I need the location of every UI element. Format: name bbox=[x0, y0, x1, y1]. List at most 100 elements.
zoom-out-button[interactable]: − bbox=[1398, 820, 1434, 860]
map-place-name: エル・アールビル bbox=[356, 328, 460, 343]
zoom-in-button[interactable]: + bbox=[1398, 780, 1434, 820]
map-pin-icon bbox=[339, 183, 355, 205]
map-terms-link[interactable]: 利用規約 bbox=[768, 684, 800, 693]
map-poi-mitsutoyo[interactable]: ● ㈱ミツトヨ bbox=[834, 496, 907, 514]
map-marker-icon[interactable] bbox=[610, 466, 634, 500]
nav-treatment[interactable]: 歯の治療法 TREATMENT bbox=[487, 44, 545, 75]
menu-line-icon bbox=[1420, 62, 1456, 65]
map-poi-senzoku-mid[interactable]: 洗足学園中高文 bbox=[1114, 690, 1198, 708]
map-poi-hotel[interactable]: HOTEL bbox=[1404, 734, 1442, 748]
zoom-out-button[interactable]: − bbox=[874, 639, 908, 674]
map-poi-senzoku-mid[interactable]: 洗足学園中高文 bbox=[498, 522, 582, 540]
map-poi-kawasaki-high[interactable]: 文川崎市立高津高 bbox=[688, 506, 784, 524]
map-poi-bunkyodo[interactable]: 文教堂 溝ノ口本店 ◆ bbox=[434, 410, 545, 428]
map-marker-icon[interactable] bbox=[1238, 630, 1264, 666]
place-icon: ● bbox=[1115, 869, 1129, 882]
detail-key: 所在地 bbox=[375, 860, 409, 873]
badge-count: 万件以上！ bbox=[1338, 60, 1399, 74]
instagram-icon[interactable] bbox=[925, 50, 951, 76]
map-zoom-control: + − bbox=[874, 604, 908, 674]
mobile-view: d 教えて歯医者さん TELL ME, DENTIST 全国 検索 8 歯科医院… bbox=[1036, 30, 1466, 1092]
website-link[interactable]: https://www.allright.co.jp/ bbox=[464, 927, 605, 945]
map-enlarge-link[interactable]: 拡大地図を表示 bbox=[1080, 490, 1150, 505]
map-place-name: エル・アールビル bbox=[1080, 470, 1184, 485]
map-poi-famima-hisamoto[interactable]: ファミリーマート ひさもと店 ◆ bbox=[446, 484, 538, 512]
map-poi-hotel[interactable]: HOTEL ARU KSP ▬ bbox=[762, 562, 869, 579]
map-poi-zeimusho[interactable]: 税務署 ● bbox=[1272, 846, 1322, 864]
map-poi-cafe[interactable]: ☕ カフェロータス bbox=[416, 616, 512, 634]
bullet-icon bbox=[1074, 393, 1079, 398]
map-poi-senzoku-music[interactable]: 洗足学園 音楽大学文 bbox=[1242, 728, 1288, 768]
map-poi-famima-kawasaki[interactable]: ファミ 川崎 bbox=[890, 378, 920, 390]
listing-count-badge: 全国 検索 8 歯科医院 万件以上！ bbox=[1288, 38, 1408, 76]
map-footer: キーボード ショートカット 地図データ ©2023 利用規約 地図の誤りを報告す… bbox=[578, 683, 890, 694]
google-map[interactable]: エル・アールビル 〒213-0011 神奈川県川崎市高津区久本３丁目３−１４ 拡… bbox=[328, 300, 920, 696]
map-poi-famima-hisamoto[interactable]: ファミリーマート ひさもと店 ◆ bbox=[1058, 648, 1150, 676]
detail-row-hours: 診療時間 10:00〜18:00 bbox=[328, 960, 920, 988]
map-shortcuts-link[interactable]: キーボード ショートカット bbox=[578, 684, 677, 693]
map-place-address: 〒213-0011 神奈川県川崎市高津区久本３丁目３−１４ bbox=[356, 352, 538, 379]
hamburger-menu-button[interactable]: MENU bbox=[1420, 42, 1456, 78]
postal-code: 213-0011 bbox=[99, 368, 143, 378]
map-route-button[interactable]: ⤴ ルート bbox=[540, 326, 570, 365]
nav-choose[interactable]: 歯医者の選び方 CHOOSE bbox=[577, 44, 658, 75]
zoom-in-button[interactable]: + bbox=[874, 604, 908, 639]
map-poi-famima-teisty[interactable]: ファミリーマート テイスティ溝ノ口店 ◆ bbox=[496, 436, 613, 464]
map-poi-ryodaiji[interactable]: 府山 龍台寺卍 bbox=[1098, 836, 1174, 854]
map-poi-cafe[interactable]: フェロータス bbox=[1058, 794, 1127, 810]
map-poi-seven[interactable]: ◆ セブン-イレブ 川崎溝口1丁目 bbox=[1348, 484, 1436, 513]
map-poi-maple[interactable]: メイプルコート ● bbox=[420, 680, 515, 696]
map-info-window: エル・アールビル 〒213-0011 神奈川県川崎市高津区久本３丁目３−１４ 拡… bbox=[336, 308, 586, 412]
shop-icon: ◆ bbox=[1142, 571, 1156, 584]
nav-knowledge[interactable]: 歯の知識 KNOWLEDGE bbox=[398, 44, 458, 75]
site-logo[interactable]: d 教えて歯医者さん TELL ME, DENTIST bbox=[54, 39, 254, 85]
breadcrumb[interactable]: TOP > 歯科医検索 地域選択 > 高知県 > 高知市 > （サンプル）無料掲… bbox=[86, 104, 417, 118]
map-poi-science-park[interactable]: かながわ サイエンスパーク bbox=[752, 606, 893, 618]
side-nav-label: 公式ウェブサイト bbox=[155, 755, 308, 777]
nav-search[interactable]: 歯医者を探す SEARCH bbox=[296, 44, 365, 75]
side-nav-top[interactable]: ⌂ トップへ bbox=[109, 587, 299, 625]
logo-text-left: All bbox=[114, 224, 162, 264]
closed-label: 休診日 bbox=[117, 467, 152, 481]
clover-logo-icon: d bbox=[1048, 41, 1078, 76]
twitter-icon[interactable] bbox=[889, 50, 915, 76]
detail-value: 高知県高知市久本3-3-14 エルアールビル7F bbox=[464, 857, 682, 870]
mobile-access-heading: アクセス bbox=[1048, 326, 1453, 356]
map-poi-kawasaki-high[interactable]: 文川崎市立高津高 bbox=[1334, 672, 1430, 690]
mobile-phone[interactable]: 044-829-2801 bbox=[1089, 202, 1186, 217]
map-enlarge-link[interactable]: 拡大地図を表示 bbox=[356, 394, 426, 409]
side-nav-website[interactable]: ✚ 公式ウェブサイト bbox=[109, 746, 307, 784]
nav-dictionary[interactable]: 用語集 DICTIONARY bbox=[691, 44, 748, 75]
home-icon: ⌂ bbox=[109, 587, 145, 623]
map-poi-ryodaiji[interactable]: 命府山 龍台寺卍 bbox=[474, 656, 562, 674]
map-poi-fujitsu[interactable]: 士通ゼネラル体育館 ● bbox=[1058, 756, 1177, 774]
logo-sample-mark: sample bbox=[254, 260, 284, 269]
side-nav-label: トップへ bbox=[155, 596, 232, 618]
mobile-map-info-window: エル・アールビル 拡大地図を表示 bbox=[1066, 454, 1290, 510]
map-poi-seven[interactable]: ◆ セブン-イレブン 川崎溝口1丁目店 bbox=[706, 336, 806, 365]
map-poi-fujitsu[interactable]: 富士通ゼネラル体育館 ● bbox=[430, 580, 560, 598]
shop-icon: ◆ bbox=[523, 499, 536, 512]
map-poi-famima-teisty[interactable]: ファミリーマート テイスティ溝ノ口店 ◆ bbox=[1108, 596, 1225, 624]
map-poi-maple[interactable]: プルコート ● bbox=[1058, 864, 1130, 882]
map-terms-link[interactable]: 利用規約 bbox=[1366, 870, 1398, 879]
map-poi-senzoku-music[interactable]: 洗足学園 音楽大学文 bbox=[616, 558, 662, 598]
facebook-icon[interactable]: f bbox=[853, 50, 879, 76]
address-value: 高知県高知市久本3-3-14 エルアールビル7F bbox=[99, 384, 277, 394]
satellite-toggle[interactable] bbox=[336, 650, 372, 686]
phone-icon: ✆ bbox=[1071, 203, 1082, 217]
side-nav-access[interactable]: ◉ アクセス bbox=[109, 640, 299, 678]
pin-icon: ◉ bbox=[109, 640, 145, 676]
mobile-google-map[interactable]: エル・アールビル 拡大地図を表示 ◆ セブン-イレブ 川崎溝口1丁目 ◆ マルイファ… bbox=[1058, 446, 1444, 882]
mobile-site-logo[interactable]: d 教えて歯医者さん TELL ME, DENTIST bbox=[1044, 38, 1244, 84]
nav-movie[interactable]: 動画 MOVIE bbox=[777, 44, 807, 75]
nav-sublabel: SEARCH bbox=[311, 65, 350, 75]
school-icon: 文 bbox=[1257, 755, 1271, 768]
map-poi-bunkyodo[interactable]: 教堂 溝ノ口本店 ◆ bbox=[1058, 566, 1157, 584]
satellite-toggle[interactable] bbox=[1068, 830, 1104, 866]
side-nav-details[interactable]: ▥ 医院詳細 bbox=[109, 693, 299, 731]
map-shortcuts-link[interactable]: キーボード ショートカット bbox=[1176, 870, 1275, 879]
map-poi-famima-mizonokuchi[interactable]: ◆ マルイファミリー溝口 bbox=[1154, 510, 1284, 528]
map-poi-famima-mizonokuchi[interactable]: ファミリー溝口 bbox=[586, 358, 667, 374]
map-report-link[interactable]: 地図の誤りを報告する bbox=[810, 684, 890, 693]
——
Copy the items word for word, from the start through the line containing "map-terms-link[interactable]: 利用規約 bbox=[768, 684, 800, 693]".

I need the location of every UI element. Format: name bbox=[x0, y0, x1, y1]. List at most 100 elements.
zoom-out-button[interactable]: − bbox=[1398, 820, 1434, 860]
map-place-name: エル・アールビル bbox=[356, 328, 460, 343]
zoom-in-button[interactable]: + bbox=[1398, 780, 1434, 820]
map-pin-icon bbox=[339, 183, 355, 205]
map-terms-link[interactable]: 利用規約 bbox=[768, 684, 800, 693]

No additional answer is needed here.